§ **TASK INSTRUCTIONS**
Repeat each record exactly as written, and drop any images.

(Stored data entries)
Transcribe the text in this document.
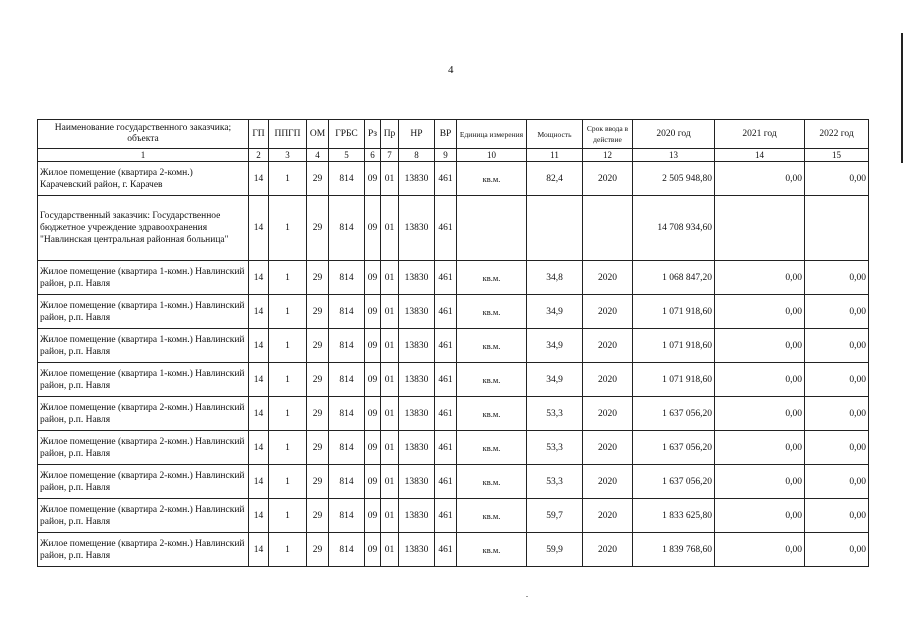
4
Наименование государственного заказчика; объекта	ГП	ППГП	ОМ	ГРБС	Рз	Пр	НР	ВР	Единица измерения	Мощность	Срок ввода в действие	2020 год	2021 год	2022 год
1	2	3	4	5	6	7	8	9	10	11	12	13	14	15
Жилое помещение (квартира 2-комн.) Карачевский район, г. Карачев	14	1	29	814	09	01	13830	461	кв.м.	82,4	2020	2 505 948,80	0,00	0,00
Государственный заказчик: Государственное бюджетное учреждение здравоохранения "Навлинская центральная районная больница"	14	1	29	814	09	01	13830	461				14 708 934,60		
Жилое помещение (квартира 1-комн.) Навлинский район, р.п. Навля	14	1	29	814	09	01	13830	461	кв.м.	34,8	2020	1 068 847,20	0,00	0,00
Жилое помещение (квартира 1-комн.) Навлинский район, р.п. Навля	14	1	29	814	09	01	13830	461	кв.м.	34,9	2020	1 071 918,60	0,00	0,00
Жилое помещение (квартира 1-комн.) Навлинский район, р.п. Навля	14	1	29	814	09	01	13830	461	кв.м.	34,9	2020	1 071 918,60	0,00	0,00
Жилое помещение (квартира 1-комн.) Навлинский район, р.п. Навля	14	1	29	814	09	01	13830	461	кв.м.	34,9	2020	1 071 918,60	0,00	0,00
Жилое помещение (квартира 2-комн.) Навлинский район, р.п. Навля	14	1	29	814	09	01	13830	461	кв.м.	53,3	2020	1 637 056,20	0,00	0,00
Жилое помещение (квартира 2-комн.) Навлинский район, р.п. Навля	14	1	29	814	09	01	13830	461	кв.м.	53,3	2020	1 637 056,20	0,00	0,00
Жилое помещение (квартира 2-комн.) Навлинский район, р.п. Навля	14	1	29	814	09	01	13830	461	кв.м.	53,3	2020	1 637 056,20	0,00	0,00
Жилое помещение (квартира 2-комн.) Навлинский район, р.п. Навля	14	1	29	814	09	01	13830	461	кв.м.	59,7	2020	1 833 625,80	0,00	0,00
Жилое помещение (квартира 2-комн.) Навлинский район, р.п. Навля	14	1	29	814	09	01	13830	461	кв.м.	59,9	2020	1 839 768,60	0,00	0,00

§ **RESULT OF THIS TASK**
Transcribe the text in this document.
4
Наименование государственного заказчика; объекта	ГП	ППГП	ОМ	ГРБС	Рз	Пр	НР	ВР	Единица измерения	Мощность	Срок ввода в действие	2020 год	2021 год	2022 год
1	2	3	4	5	6	7	8	9	10	11	12	13	14	15
Жилое помещение (квартира 2-комн.) Карачевский район, г. Карачев	14	1	29	814	09	01	13830	461	кв.м.	82,4	2020	2 505 948,80	0,00	0,00
Государственный заказчик: Государственное бюджетное учреждение здравоохранения "Навлинская центральная районная больница"	14	1	29	814	09	01	13830	461				14 708 934,60		
Жилое помещение (квартира 1-комн.) Навлинский район, р.п. Навля	14	1	29	814	09	01	13830	461	кв.м.	34,8	2020	1 068 847,20	0,00	0,00
Жилое помещение (квартира 1-комн.) Навлинский район, р.п. Навля	14	1	29	814	09	01	13830	461	кв.м.	34,9	2020	1 071 918,60	0,00	0,00
Жилое помещение (квартира 1-комн.) Навлинский район, р.п. Навля	14	1	29	814	09	01	13830	461	кв.м.	34,9	2020	1 071 918,60	0,00	0,00
Жилое помещение (квартира 1-комн.) Навлинский район, р.п. Навля	14	1	29	814	09	01	13830	461	кв.м.	34,9	2020	1 071 918,60	0,00	0,00
Жилое помещение (квартира 2-комн.) Навлинский район, р.п. Навля	14	1	29	814	09	01	13830	461	кв.м.	53,3	2020	1 637 056,20	0,00	0,00
Жилое помещение (квартира 2-комн.) Навлинский район, р.п. Навля	14	1	29	814	09	01	13830	461	кв.м.	53,3	2020	1 637 056,20	0,00	0,00
Жилое помещение (квартира 2-комн.) Навлинский район, р.п. Навля	14	1	29	814	09	01	13830	461	кв.м.	53,3	2020	1 637 056,20	0,00	0,00
Жилое помещение (квартира 2-комн.) Навлинский район, р.п. Навля	14	1	29	814	09	01	13830	461	кв.м.	59,7	2020	1 833 625,80	0,00	0,00
Жилое помещение (квартира 2-комн.) Навлинский район, р.п. Навля	14	1	29	814	09	01	13830	461	кв.м.	59,9	2020	1 839 768,60	0,00	0,00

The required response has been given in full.